→ **Data entries**
++++++++++
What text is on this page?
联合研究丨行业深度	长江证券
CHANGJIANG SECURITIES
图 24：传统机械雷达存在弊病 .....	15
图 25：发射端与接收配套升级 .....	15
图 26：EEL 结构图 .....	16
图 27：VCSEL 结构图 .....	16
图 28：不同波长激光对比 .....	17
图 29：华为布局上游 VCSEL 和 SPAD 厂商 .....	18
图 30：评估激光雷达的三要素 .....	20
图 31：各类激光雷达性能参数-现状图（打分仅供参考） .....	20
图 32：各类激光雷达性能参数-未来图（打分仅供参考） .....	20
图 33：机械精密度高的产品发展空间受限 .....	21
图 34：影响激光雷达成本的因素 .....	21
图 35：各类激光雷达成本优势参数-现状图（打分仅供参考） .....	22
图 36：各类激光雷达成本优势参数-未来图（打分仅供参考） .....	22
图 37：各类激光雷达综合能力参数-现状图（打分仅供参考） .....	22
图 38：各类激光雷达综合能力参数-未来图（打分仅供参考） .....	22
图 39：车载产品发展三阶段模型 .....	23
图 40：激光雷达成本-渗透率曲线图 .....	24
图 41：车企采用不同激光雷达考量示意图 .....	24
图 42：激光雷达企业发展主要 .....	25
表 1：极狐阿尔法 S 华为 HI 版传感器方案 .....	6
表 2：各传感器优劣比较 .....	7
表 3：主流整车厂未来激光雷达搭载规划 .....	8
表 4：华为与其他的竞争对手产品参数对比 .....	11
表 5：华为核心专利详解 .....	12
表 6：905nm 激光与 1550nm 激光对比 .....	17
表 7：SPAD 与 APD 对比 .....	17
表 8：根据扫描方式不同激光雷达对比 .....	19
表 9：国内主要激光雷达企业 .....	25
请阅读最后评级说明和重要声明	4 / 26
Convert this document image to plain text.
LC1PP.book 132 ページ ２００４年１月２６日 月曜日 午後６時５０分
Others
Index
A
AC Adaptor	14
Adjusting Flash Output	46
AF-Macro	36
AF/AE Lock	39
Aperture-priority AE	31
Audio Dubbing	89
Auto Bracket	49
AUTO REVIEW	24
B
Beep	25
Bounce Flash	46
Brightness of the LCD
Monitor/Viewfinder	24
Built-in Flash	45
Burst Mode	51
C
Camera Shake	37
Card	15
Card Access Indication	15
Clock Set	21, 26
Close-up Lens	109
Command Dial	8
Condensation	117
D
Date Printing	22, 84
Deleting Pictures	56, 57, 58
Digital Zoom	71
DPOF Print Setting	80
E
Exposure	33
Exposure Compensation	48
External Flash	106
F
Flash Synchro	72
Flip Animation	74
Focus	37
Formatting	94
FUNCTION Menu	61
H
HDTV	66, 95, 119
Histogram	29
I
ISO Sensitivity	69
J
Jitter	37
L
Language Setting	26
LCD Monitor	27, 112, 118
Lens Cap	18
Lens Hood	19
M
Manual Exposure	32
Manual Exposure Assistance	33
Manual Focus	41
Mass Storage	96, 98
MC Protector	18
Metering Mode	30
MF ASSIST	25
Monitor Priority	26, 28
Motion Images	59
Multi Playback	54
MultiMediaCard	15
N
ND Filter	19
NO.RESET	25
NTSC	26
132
++++++++++
→ **WHAT YOU SHOULD DO**
Report back each line of the entries that holds the string "Lens".

→ **FINAL RESULT**
Close-up Lens	109
Lens Cap	18
Lens Hood	19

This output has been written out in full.